- _WORK REQUIRED_
Repeat the listing below in full, exactly as it stands.

--- Start AVAILABLE RECORDS ---

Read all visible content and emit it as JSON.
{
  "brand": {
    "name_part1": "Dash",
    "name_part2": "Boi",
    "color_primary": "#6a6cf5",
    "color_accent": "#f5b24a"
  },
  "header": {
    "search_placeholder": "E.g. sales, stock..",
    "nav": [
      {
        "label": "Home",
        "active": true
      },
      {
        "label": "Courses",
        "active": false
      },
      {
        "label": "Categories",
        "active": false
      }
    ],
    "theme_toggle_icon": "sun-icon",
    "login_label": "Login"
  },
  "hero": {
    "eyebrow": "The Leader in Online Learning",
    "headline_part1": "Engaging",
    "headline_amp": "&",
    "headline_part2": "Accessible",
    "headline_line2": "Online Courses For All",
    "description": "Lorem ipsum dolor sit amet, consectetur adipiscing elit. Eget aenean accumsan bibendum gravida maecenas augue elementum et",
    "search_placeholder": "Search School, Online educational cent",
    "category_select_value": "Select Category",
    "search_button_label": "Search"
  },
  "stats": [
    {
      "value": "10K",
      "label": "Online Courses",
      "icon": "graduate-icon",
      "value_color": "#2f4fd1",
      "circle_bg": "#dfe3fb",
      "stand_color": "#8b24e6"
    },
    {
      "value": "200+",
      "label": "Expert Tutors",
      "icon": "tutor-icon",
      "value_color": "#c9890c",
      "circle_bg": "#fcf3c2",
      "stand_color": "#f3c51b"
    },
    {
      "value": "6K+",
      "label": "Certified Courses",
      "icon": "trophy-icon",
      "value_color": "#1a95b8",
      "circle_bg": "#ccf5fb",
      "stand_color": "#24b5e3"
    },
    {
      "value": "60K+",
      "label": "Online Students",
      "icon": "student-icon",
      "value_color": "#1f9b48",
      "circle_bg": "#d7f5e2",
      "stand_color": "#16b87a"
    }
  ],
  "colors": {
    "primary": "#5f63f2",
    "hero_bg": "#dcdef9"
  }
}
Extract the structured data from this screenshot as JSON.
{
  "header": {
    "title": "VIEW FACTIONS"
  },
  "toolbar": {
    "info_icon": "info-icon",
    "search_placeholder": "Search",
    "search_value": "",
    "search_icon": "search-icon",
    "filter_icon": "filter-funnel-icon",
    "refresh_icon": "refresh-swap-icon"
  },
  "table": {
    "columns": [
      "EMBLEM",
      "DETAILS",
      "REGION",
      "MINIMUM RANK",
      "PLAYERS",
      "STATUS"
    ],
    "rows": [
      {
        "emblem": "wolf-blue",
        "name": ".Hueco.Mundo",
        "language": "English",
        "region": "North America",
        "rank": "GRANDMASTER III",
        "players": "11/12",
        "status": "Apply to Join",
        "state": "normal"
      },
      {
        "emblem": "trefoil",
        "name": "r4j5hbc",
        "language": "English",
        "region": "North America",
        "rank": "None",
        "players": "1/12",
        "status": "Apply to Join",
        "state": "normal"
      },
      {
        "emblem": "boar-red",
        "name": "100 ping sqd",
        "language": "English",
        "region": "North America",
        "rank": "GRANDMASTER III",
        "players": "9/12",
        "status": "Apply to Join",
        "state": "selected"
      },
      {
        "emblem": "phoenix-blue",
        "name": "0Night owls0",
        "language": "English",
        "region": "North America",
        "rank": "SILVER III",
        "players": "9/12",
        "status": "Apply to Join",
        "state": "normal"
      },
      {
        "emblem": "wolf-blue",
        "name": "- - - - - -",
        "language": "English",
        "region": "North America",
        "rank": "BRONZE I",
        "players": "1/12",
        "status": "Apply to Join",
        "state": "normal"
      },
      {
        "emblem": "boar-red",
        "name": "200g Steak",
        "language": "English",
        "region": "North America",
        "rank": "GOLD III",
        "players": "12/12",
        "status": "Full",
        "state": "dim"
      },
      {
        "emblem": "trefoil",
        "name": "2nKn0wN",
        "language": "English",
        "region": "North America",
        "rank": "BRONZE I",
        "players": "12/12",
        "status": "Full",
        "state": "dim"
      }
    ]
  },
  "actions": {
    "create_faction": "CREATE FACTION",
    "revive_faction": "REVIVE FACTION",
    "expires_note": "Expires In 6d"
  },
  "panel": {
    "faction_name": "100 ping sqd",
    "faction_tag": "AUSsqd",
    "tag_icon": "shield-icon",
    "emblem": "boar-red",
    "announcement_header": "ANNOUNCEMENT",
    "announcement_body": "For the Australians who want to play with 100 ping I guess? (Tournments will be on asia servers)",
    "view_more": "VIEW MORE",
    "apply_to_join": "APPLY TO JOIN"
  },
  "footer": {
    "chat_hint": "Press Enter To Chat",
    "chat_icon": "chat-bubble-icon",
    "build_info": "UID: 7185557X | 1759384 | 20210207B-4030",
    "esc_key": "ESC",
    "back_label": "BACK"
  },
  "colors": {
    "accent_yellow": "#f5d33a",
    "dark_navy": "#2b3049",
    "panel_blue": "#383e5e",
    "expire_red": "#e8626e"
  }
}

--- End AVAILABLE RECORDS ---

- _SOLUTION BELOW_
Read all visible content and emit it as JSON.
{
  "brand": {
    "name_part1": "Dash",
    "name_part2": "Boi",
    "color_primary": "#6a6cf5",
    "color_accent": "#f5b24a"
  },
  "header": {
    "search_placeholder": "E.g. sales, stock..",
    "nav": [
      {
        "label": "Home",
        "active": true
      },
      {
        "label": "Courses",
        "active": false
      },
      {
        "label": "Categories",
        "active": false
      }
    ],
    "theme_toggle_icon": "sun-icon",
    "login_label": "Login"
  },
  "hero": {
    "eyebrow": "The Leader in Online Learning",
    "headline_part1": "Engaging",
    "headline_amp": "&",
    "headline_part2": "Accessible",
    "headline_line2": "Online Courses For All",
    "description": "Lorem ipsum dolor sit amet, consectetur adipiscing elit. Eget aenean accumsan bibendum gravida maecenas augue elementum et",
    "search_placeholder": "Search School, Online educational cent",
    "category_select_value": "Select Category",
    "search_button_label": "Search"
  },
  "stats": [
    {
      "value": "10K",
      "label": "Online Courses",
      "icon": "graduate-icon",
      "value_color": "#2f4fd1",
      "circle_bg": "#dfe3fb",
      "stand_color": "#8b24e6"
    },
    {
      "value": "200+",
      "label": "Expert Tutors",
      "icon": "tutor-icon",
      "value_color": "#c9890c",
      "circle_bg": "#fcf3c2",
      "stand_color": "#f3c51b"
    },
    {
      "value": "6K+",
      "label": "Certified Courses",
      "icon": "trophy-icon",
      "value_color": "#1a95b8",
      "circle_bg": "#ccf5fb",
      "stand_color": "#24b5e3"
    },
    {
      "value": "60K+",
      "label": "Online Students",
      "icon": "student-icon",
      "value_color": "#1f9b48",
      "circle_bg": "#d7f5e2",
      "stand_color": "#16b87a"
    }
  ],
  "colors": {
    "primary": "#5f63f2",
    "hero_bg": "#dcdef9"
  }
}
Extract the structured data from this screenshot as JSON.
{
  "header": {
    "title": "VIEW FACTIONS"
  },
  "toolbar": {
    "info_icon": "info-icon",
    "search_placeholder": "Search",
    "search_value": "",
    "search_icon": "search-icon",
    "filter_icon": "filter-funnel-icon",
    "refresh_icon": "refresh-swap-icon"
  },
  "table": {
    "columns": [
      "EMBLEM",
      "DETAILS",
      "REGION",
      "MINIMUM RANK",
      "PLAYERS",
      "STATUS"
    ],
    "rows": [
      {
        "emblem": "wolf-blue",
        "name": ".Hueco.Mundo",
        "language": "English",
        "region": "North America",
        "rank": "GRANDMASTER III",
        "players": "11/12",
        "status": "Apply to Join",
        "state": "normal"
      },
      {
        "emblem": "trefoil",
        "name": "r4j5hbc",
        "language": "English",
        "region": "North America",
        "rank": "None",
        "players": "1/12",
        "status": "Apply to Join",
        "state": "normal"
      },
      {
        "emblem": "boar-red",
        "name": "100 ping sqd",
        "language": "English",
        "region": "North America",
        "rank": "GRANDMASTER III",
        "players": "9/12",
        "status": "Apply to Join",
        "state": "selected"
      },
      {
        "emblem": "phoenix-blue",
        "name": "0Night owls0",
        "language": "English",
        "region": "North America",
        "rank": "SILVER III",
        "players": "9/12",
        "status": "Apply to Join",
        "state": "normal"
      },
      {
        "emblem": "wolf-blue",
        "name": "- - - - - -",
        "language": "English",
        "region": "North America",
        "rank": "BRONZE I",
        "players": "1/12",
        "status": "Apply to Join",
        "state": "normal"
      },
      {
        "emblem": "boar-red",
        "name": "200g Steak",
        "language": "English",
        "region": "North America",
        "rank": "GOLD III",
        "players": "12/12",
        "status": "Full",
        "state": "dim"
      },
      {
        "emblem": "trefoil",
        "name": "2nKn0wN",
        "language": "English",
        "region": "North America",
        "rank": "BRONZE I",
        "players": "12/12",
        "status": "Full",
        "state": "dim"
      }
    ]
  },
  "actions": {
    "create_faction": "CREATE FACTION",
    "revive_faction": "REVIVE FACTION",
    "expires_note": "Expires In 6d"
  },
  "panel": {
    "faction_name": "100 ping sqd",
    "faction_tag": "AUSsqd",
    "tag_icon": "shield-icon",
    "emblem": "boar-red",
    "announcement_header": "ANNOUNCEMENT",
    "announcement_body": "For the Australians who want to play with 100 ping I guess? (Tournments will be on asia servers)",
    "view_more": "VIEW MORE",
    "apply_to_join": "APPLY TO JOIN"
  },
  "footer": {
    "chat_hint": "Press Enter To Chat",
    "chat_icon": "chat-bubble-icon",
    "build_info": "UID: 7185557X | 1759384 | 20210207B-4030",
    "esc_key": "ESC",
    "back_label": "BACK"
  },
  "colors": {
    "accent_yellow": "#f5d33a",
    "dark_navy": "#2b3049",
    "panel_blue": "#383e5e",
    "expire_red": "#e8626e"
  }
}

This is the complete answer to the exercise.